§ **DIRECTIONS FOR THIS TASK**
Transcribe the records below exactly as they appear.

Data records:
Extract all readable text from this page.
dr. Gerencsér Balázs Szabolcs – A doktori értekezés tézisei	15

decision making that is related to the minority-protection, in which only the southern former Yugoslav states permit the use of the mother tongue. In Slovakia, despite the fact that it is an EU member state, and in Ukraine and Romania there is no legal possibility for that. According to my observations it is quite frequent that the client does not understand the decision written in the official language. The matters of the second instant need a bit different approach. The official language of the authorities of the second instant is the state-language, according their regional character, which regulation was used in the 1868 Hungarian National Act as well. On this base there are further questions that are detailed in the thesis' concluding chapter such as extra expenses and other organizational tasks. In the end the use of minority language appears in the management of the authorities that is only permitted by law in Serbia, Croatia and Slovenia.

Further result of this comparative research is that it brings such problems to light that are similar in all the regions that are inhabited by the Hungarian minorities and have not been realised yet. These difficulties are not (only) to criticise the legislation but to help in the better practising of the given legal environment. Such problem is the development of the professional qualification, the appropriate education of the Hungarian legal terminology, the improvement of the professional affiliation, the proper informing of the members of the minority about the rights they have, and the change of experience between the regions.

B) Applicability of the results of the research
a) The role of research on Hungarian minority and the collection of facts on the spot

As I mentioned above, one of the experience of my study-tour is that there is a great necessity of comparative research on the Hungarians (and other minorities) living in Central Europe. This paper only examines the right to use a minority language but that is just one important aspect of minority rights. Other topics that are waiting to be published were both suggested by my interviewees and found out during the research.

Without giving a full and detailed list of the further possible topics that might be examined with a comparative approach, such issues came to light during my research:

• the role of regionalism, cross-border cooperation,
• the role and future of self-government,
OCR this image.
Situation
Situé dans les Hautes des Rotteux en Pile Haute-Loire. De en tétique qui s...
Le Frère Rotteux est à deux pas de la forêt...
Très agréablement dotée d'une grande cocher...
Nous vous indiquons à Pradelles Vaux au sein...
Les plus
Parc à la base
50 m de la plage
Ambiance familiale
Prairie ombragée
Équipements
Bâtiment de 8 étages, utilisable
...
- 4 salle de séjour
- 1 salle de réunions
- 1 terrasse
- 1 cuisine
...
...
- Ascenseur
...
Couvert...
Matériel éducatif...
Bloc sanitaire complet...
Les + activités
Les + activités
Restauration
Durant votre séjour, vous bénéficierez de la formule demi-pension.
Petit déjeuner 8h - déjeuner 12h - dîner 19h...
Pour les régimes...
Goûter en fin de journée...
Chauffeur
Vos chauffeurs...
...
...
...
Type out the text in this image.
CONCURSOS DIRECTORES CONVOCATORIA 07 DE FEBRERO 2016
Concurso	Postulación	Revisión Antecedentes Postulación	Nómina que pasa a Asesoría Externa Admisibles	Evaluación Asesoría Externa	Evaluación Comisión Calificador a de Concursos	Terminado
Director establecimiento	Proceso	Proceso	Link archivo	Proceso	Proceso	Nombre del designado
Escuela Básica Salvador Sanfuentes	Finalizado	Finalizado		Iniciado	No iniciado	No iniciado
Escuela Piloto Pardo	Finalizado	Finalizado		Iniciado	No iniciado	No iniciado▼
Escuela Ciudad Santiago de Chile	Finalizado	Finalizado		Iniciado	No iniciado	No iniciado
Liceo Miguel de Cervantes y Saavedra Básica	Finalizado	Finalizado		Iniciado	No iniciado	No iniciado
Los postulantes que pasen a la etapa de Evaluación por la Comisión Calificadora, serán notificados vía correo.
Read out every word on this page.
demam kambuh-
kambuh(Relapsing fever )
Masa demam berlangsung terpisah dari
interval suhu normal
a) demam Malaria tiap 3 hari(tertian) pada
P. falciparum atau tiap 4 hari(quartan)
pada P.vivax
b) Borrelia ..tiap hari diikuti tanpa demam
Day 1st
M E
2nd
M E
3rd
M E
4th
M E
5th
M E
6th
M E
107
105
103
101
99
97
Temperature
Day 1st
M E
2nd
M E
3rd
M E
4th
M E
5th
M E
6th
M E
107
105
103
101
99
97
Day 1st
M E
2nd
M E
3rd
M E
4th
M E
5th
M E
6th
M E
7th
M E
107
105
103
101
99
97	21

§ **IN RESPONSE**
Extract all readable text from this page.
dr. Gerencsér Balázs Szabolcs – A doktori értekezés tézisei	15

decision making that is related to the minority-protection, in which only the southern former Yugoslav states permit the use of the mother tongue. In Slovakia, despite the fact that it is an EU member state, and in Ukraine and Romania there is no legal possibility for that. According to my observations it is quite frequent that the client does not understand the decision written in the official language. The matters of the second instant need a bit different approach. The official language of the authorities of the second instant is the state-language, according their regional character, which regulation was used in the 1868 Hungarian National Act as well. On this base there are further questions that are detailed in the thesis' concluding chapter such as extra expenses and other organizational tasks. In the end the use of minority language appears in the management of the authorities that is only permitted by law in Serbia, Croatia and Slovenia.

Further result of this comparative research is that it brings such problems to light that are similar in all the regions that are inhabited by the Hungarian minorities and have not been realised yet. These difficulties are not (only) to criticise the legislation but to help in the better practising of the given legal environment. Such problem is the development of the professional qualification, the appropriate education of the Hungarian legal terminology, the improvement of the professional affiliation, the proper informing of the members of the minority about the rights they have, and the change of experience between the regions.

B) Applicability of the results of the research
a) The role of research on Hungarian minority and the collection of facts on the spot

As I mentioned above, one of the experience of my study-tour is that there is a great necessity of comparative research on the Hungarians (and other minorities) living in Central Europe. This paper only examines the right to use a minority language but that is just one important aspect of minority rights. Other topics that are waiting to be published were both suggested by my interviewees and found out during the research.

Without giving a full and detailed list of the further possible topics that might be examined with a comparative approach, such issues came to light during my research:

• the role of regionalism, cross-border cooperation,
• the role and future of self-government,
OCR this image.
Situation
Situé dans les Hautes des Rotteux en Pile Haute-Loire. De en tétique qui s...
Le Frère Rotteux est à deux pas de la forêt...
Très agréablement dotée d'une grande cocher...
Nous vous indiquons à Pradelles Vaux au sein...
Les plus
Parc à la base
50 m de la plage
Ambiance familiale
Prairie ombragée
Équipements
Bâtiment de 8 étages, utilisable
...
- 4 salle de séjour
- 1 salle de réunions
- 1 terrasse
- 1 cuisine
...
...
- Ascenseur
...
Couvert...
Matériel éducatif...
Bloc sanitaire complet...
Les + activités
Les + activités
Restauration
Durant votre séjour, vous bénéficierez de la formule demi-pension.
Petit déjeuner 8h - déjeuner 12h - dîner 19h...
Pour les régimes...
Goûter en fin de journée...
Chauffeur
Vos chauffeurs...
...
...
...
Type out the text in this image.
CONCURSOS DIRECTORES CONVOCATORIA 07 DE FEBRERO 2016
Concurso	Postulación	Revisión Antecedentes Postulación	Nómina que pasa a Asesoría Externa Admisibles	Evaluación Asesoría Externa	Evaluación Comisión Calificador a de Concursos	Terminado
Director establecimiento	Proceso	Proceso	Link archivo	Proceso	Proceso	Nombre del designado
Escuela Básica Salvador Sanfuentes	Finalizado	Finalizado		Iniciado	No iniciado	No iniciado
Escuela Piloto Pardo	Finalizado	Finalizado		Iniciado	No iniciado	No iniciado▼
Escuela Ciudad Santiago de Chile	Finalizado	Finalizado		Iniciado	No iniciado	No iniciado
Liceo Miguel de Cervantes y Saavedra Básica	Finalizado	Finalizado		Iniciado	No iniciado	No iniciado
Los postulantes que pasen a la etapa de Evaluación por la Comisión Calificadora, serán notificados vía correo.
Read out every word on this page.
demam kambuh-
kambuh(Relapsing fever )
Masa demam berlangsung terpisah dari
interval suhu normal
a) demam Malaria tiap 3 hari(tertian) pada
P. falciparum atau tiap 4 hari(quartan)
pada P.vivax
b) Borrelia ..tiap hari diikuti tanpa demam
Day 1st
M E
2nd
M E
3rd
M E
4th
M E
5th
M E
6th
M E
107
105
103
101
99
97
Temperature
Day 1st
M E
2nd
M E
3rd
M E
4th
M E
5th
M E
6th
M E
107
105
103
101
99
97
Day 1st
M E
2nd
M E
3rd
M E
4th
M E
5th
M E
6th
M E
7th
M E
107
105
103
101
99
97	21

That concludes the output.